(Data records)
>> begin

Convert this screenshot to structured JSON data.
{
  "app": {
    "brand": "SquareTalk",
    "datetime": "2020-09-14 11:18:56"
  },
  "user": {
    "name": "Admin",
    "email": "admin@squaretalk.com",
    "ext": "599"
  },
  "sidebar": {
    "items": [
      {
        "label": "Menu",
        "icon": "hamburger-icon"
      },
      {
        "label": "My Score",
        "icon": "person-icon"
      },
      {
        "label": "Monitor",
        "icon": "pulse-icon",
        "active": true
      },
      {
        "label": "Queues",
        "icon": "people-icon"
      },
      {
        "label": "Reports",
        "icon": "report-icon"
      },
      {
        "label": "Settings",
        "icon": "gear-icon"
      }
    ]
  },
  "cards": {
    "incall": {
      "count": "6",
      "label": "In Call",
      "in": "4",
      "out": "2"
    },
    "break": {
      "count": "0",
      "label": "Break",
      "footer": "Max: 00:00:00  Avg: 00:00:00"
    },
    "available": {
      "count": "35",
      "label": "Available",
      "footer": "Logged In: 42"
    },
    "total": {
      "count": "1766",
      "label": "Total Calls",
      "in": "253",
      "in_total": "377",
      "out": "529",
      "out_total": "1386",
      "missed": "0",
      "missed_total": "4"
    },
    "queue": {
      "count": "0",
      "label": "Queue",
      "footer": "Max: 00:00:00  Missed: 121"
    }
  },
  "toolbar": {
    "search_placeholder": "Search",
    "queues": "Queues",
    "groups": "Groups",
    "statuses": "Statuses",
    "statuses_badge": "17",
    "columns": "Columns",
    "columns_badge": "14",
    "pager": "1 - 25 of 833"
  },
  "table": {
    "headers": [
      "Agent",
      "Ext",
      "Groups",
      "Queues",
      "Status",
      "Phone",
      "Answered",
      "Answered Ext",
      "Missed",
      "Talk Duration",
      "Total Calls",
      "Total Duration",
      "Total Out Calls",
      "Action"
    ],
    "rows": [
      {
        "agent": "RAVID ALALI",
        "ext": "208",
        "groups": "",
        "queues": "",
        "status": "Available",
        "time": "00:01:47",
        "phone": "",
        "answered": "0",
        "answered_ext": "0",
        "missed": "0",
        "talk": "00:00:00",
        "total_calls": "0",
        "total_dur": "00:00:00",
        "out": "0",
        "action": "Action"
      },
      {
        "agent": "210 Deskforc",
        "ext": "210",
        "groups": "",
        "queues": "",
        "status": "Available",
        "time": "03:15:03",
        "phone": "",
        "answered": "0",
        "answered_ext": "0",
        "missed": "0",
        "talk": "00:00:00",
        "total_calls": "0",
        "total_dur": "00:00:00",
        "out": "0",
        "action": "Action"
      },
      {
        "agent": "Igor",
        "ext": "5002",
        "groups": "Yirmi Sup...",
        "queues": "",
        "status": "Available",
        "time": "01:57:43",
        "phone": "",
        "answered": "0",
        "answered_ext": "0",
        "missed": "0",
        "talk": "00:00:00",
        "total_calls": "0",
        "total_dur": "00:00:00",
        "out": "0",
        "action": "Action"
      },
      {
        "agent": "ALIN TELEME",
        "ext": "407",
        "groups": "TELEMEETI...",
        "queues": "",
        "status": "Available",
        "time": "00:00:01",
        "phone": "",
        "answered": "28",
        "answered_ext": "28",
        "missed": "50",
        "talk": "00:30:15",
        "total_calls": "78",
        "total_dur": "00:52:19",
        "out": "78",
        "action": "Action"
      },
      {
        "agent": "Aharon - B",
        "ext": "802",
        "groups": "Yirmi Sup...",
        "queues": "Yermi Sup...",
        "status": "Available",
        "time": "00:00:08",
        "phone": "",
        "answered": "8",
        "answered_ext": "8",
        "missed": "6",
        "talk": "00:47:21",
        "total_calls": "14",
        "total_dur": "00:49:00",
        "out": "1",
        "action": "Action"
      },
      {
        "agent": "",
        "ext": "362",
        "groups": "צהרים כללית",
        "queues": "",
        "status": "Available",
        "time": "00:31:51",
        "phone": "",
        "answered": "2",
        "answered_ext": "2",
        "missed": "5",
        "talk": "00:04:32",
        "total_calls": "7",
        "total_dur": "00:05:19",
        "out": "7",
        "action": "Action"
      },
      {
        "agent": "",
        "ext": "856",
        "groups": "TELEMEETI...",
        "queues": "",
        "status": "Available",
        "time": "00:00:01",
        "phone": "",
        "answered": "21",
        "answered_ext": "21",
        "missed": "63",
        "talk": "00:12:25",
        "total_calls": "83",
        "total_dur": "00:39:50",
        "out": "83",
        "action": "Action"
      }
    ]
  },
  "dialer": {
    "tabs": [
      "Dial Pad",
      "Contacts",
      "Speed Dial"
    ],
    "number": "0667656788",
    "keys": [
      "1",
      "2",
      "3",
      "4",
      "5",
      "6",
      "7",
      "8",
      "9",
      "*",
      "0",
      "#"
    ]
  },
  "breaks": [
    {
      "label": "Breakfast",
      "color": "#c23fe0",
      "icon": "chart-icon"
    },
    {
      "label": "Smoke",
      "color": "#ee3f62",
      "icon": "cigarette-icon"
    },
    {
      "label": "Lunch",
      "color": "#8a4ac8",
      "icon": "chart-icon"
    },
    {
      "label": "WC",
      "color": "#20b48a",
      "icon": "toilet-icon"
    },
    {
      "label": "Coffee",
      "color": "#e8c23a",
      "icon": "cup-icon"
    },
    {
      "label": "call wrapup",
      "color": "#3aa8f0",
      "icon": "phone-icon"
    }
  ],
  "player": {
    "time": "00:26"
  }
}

>> end

What the task requires:
Reproduce the data in full, exactly as presented.

Written answer:
Convert this screenshot to structured JSON data.
{
  "app": {
    "brand": "SquareTalk",
    "datetime": "2020-09-14 11:18:56"
  },
  "user": {
    "name": "Admin",
    "email": "admin@squaretalk.com",
    "ext": "599"
  },
  "sidebar": {
    "items": [
      {
        "label": "Menu",
        "icon": "hamburger-icon"
      },
      {
        "label": "My Score",
        "icon": "person-icon"
      },
      {
        "label": "Monitor",
        "icon": "pulse-icon",
        "active": true
      },
      {
        "label": "Queues",
        "icon": "people-icon"
      },
      {
        "label": "Reports",
        "icon": "report-icon"
      },
      {
        "label": "Settings",
        "icon": "gear-icon"
      }
    ]
  },
  "cards": {
    "incall": {
      "count": "6",
      "label": "In Call",
      "in": "4",
      "out": "2"
    },
    "break": {
      "count": "0",
      "label": "Break",
      "footer": "Max: 00:00:00  Avg: 00:00:00"
    },
    "available": {
      "count": "35",
      "label": "Available",
      "footer": "Logged In: 42"
    },
    "total": {
      "count": "1766",
      "label": "Total Calls",
      "in": "253",
      "in_total": "377",
      "out": "529",
      "out_total": "1386",
      "missed": "0",
      "missed_total": "4"
    },
    "queue": {
      "count": "0",
      "label": "Queue",
      "footer": "Max: 00:00:00  Missed: 121"
    }
  },
  "toolbar": {
    "search_placeholder": "Search",
    "queues": "Queues",
    "groups": "Groups",
    "statuses": "Statuses",
    "statuses_badge": "17",
    "columns": "Columns",
    "columns_badge": "14",
    "pager": "1 - 25 of 833"
  },
  "table": {
    "headers": [
      "Agent",
      "Ext",
      "Groups",
      "Queues",
      "Status",
      "Phone",
      "Answered",
      "Answered Ext",
      "Missed",
      "Talk Duration",
      "Total Calls",
      "Total Duration",
      "Total Out Calls",
      "Action"
    ],
    "rows": [
      {
        "agent": "RAVID ALALI",
        "ext": "208",
        "groups": "",
        "queues": "",
        "status": "Available",
        "time": "00:01:47",
        "phone": "",
        "answered": "0",
        "answered_ext": "0",
        "missed": "0",
        "talk": "00:00:00",
        "total_calls": "0",
        "total_dur": "00:00:00",
        "out": "0",
        "action": "Action"
      },
      {
        "agent": "210 Deskforc",
        "ext": "210",
        "groups": "",
        "queues": "",
        "status": "Available",
        "time": "03:15:03",
        "phone": "",
        "answered": "0",
        "answered_ext": "0",
        "missed": "0",
        "talk": "00:00:00",
        "total_calls": "0",
        "total_dur": "00:00:00",
        "out": "0",
        "action": "Action"
      },
      {
        "agent": "Igor",
        "ext": "5002",
        "groups": "Yirmi Sup...",
        "queues": "",
        "status": "Available",
        "time": "01:57:43",
        "phone": "",
        "answered": "0",
        "answered_ext": "0",
        "missed": "0",
        "talk": "00:00:00",
        "total_calls": "0",
        "total_dur": "00:00:00",
        "out": "0",
        "action": "Action"
      },
      {
        "agent": "ALIN TELEME",
        "ext": "407",
        "groups": "TELEMEETI...",
        "queues": "",
        "status": "Available",
        "time": "00:00:01",
        "phone": "",
        "answered": "28",
        "answered_ext": "28",
        "missed": "50",
        "talk": "00:30:15",
        "total_calls": "78",
        "total_dur": "00:52:19",
        "out": "78",
        "action": "Action"
      },
      {
        "agent": "Aharon - B",
        "ext": "802",
        "groups": "Yirmi Sup...",
        "queues": "Yermi Sup...",
        "status": "Available",
        "time": "00:00:08",
        "phone": "",
        "answered": "8",
        "answered_ext": "8",
        "missed": "6",
        "talk": "00:47:21",
        "total_calls": "14",
        "total_dur": "00:49:00",
        "out": "1",
        "action": "Action"
      },
      {
        "agent": "",
        "ext": "362",
        "groups": "צהרים כללית",
        "queues": "",
        "status": "Available",
        "time": "00:31:51",
        "phone": "",
        "answered": "2",
        "answered_ext": "2",
        "missed": "5",
        "talk": "00:04:32",
        "total_calls": "7",
        "total_dur": "00:05:19",
        "out": "7",
        "action": "Action"
      },
      {
        "agent": "",
        "ext": "856",
        "groups": "TELEMEETI...",
        "queues": "",
        "status": "Available",
        "time": "00:00:01",
        "phone": "",
        "answered": "21",
        "answered_ext": "21",
        "missed": "63",
        "talk": "00:12:25",
        "total_calls": "83",
        "total_dur": "00:39:50",
        "out": "83",
        "action": "Action"
      }
    ]
  },
  "dialer": {
    "tabs": [
      "Dial Pad",
      "Contacts",
      "Speed Dial"
    ],
    "number": "0667656788",
    "keys": [
      "1",
      "2",
      "3",
      "4",
      "5",
      "6",
      "7",
      "8",
      "9",
      "*",
      "0",
      "#"
    ]
  },
  "breaks": [
    {
      "label": "Breakfast",
      "color": "#c23fe0",
      "icon": "chart-icon"
    },
    {
      "label": "Smoke",
      "color": "#ee3f62",
      "icon": "cigarette-icon"
    },
    {
      "label": "Lunch",
      "color": "#8a4ac8",
      "icon": "chart-icon"
    },
    {
      "label": "WC",
      "color": "#20b48a",
      "icon": "toilet-icon"
    },
    {
      "label": "Coffee",
      "color": "#e8c23a",
      "icon": "cup-icon"
    },
    {
      "label": "call wrapup",
      "color": "#3aa8f0",
      "icon": "phone-icon"
    }
  ],
  "player": {
    "time": "00:26"
  }
}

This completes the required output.